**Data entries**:
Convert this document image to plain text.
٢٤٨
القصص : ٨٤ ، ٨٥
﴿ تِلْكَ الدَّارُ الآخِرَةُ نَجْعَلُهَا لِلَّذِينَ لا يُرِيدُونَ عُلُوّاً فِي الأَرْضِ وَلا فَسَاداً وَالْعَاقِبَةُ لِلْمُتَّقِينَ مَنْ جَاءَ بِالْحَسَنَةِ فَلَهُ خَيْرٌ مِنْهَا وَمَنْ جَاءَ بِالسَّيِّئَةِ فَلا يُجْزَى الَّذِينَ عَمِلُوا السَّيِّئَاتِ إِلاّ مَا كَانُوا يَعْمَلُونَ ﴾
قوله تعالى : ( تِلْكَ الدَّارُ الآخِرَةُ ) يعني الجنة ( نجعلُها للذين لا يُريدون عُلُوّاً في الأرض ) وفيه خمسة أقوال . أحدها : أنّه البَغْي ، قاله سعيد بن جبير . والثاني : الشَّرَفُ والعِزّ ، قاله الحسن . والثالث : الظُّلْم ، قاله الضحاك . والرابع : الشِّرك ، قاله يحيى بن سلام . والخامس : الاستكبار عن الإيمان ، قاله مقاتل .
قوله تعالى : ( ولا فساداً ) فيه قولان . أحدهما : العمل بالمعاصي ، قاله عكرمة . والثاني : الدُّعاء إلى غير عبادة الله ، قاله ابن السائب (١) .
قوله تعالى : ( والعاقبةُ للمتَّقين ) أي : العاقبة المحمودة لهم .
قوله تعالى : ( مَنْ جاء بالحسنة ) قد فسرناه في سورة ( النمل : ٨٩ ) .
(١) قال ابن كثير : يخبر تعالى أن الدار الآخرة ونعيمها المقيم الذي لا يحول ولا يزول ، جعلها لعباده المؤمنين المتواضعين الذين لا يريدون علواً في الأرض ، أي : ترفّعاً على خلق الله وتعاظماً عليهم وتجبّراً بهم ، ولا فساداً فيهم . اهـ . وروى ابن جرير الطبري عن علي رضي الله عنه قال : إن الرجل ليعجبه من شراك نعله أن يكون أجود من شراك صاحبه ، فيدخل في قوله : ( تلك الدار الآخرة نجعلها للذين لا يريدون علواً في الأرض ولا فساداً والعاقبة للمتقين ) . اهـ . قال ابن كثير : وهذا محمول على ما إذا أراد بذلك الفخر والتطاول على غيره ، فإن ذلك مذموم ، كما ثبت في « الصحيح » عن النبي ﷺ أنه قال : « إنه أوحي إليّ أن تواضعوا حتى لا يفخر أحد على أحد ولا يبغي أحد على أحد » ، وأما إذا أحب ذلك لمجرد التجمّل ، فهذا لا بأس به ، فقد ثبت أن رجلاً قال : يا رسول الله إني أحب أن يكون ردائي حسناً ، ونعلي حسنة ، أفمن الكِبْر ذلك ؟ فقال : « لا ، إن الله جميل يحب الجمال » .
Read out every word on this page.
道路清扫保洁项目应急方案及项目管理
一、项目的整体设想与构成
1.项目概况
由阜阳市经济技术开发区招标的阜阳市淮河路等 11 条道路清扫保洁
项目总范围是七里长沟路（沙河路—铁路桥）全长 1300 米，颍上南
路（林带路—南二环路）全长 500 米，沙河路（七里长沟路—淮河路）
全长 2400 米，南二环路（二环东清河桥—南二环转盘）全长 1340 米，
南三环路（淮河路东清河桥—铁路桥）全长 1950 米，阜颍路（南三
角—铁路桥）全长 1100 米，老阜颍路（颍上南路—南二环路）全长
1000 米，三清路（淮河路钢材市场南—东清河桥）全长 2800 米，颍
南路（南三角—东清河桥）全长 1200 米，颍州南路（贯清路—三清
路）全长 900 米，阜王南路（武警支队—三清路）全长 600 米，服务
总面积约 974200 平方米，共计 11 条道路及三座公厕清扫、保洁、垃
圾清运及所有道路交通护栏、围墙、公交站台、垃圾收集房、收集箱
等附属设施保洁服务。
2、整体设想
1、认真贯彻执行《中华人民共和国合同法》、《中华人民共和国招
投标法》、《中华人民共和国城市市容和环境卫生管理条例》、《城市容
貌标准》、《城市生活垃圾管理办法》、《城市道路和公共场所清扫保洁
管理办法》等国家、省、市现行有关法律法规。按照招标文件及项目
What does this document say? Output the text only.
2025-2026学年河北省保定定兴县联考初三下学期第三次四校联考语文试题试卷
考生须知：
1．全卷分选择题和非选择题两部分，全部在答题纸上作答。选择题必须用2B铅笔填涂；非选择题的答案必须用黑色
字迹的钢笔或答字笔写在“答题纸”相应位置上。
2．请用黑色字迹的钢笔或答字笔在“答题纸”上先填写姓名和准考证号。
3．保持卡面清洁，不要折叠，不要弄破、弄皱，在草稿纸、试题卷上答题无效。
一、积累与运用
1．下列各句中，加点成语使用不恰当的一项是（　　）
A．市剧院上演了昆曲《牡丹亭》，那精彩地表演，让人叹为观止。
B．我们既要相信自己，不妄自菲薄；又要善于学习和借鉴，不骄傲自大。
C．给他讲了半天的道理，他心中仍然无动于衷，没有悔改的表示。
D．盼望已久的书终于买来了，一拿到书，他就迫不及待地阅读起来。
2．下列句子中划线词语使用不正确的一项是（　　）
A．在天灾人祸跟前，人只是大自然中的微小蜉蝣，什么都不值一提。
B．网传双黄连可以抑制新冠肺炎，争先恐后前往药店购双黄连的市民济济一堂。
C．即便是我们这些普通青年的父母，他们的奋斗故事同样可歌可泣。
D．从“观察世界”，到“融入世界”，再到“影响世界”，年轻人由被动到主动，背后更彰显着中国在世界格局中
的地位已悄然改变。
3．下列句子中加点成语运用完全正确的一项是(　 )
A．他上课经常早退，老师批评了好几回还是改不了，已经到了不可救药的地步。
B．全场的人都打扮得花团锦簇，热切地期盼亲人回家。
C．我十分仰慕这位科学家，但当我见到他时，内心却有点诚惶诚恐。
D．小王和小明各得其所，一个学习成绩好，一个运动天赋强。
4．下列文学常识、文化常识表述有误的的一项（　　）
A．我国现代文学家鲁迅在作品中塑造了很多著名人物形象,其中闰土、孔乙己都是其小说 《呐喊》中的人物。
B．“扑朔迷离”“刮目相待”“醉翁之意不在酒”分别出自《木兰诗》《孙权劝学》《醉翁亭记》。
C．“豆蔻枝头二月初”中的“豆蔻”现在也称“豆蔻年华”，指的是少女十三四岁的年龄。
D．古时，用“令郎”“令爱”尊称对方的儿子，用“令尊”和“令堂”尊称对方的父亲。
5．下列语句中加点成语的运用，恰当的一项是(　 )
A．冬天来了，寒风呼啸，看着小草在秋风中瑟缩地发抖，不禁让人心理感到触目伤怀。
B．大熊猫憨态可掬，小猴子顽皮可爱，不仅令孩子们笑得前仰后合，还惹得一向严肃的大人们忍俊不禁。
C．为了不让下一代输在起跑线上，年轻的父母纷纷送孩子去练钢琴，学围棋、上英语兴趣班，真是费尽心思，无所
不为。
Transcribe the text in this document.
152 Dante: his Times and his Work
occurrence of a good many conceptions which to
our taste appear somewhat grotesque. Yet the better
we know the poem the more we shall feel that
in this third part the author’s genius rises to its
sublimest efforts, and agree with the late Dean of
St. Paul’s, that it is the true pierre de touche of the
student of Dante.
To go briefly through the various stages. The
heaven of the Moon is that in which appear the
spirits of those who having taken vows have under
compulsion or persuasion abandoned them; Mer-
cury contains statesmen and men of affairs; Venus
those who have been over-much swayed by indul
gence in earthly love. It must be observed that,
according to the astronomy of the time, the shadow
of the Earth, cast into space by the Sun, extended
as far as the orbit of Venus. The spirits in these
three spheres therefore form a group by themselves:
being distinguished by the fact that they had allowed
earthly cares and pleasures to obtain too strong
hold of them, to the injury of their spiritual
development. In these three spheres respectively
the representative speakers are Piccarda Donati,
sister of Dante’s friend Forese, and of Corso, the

**The problem**: Copy, from the material, each line that holds the string "قاله".

**Response for this exercise**:
قوله تعالى : ( تِلْكَ الدَّارُ الآخِرَةُ ) يعني الجنة ( نجعلُها للذين لا يُريدون عُلُوّاً في الأرض ) وفيه خمسة أقوال . أحدها : أنّه البَغْي ، قاله سعيد بن جبير . والثاني : الشَّرَفُ والعِزّ ، قاله الحسن . والثالث : الظُّلْم ، قاله الضحاك . والرابع : الشِّرك ، قاله يحيى بن سلام . والخامس : الاستكبار عن الإيمان ، قاله مقاتل .
قوله تعالى : ( ولا فساداً ) فيه قولان . أحدهما : العمل بالمعاصي ، قاله عكرمة . والثاني : الدُّعاء إلى غير عبادة الله ، قاله ابن السائب (١) .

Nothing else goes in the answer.